TASK PROMPT: Collect all lines from the records below that include the word "this".
===============
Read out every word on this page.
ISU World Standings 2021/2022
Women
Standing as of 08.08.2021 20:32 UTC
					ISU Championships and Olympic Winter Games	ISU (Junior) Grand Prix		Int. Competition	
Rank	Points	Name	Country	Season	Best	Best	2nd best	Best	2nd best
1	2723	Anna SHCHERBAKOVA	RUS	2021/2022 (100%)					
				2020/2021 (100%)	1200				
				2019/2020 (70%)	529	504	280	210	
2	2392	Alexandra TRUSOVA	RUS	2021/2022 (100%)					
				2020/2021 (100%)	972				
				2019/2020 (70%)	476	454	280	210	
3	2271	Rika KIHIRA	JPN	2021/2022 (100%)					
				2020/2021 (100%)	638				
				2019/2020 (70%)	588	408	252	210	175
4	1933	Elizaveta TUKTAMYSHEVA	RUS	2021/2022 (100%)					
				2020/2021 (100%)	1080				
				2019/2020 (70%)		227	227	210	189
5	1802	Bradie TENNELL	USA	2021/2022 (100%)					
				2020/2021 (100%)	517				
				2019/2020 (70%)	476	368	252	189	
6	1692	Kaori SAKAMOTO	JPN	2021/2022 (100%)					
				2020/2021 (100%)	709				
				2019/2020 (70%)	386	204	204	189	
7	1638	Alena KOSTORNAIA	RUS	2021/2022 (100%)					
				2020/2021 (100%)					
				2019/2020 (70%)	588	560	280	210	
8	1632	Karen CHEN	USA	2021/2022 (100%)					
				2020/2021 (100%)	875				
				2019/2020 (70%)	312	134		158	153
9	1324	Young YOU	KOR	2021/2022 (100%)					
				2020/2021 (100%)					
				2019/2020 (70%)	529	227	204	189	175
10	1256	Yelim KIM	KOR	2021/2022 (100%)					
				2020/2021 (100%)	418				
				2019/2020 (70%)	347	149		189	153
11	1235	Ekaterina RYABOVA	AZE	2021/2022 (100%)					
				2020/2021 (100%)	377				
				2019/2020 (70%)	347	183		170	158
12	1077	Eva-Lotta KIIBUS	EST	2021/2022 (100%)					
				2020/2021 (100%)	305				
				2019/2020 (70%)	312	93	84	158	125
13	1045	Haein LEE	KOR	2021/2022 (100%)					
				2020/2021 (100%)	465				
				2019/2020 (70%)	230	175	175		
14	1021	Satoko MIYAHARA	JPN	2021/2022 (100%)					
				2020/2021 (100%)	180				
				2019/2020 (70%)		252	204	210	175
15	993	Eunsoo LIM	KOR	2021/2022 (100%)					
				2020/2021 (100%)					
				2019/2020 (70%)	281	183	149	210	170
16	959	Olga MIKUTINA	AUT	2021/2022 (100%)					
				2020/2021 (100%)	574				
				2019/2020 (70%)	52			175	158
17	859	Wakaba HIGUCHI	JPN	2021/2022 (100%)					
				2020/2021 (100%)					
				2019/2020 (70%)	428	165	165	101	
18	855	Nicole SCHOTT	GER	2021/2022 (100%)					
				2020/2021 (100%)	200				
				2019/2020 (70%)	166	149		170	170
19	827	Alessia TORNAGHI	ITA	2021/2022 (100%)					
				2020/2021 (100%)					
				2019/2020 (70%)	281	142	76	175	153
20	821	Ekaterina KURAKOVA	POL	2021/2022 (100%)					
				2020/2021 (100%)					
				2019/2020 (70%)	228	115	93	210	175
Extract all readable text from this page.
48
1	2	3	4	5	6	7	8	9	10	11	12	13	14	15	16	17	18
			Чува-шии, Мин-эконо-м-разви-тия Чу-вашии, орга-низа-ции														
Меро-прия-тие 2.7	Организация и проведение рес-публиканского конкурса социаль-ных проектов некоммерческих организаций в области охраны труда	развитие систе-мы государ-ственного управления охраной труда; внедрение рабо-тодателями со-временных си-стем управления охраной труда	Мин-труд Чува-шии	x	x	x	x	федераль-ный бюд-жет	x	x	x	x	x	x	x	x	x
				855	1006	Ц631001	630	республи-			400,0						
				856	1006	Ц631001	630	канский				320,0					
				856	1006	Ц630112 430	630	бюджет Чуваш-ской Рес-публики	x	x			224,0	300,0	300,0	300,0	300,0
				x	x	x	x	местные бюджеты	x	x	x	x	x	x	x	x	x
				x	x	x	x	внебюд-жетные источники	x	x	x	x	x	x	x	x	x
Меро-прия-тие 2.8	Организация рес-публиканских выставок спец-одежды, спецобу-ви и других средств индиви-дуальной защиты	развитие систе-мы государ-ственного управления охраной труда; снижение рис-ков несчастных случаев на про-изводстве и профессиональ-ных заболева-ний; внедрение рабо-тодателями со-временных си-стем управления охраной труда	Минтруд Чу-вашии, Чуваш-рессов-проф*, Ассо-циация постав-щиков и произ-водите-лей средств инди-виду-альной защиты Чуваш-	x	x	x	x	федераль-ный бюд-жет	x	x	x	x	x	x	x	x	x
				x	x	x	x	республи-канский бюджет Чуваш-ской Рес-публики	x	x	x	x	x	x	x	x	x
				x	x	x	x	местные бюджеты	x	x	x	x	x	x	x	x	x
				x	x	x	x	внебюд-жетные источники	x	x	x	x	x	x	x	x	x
===============
OUTPUT BELOW:
Read out every word on this page.
Extract all readable text from this page.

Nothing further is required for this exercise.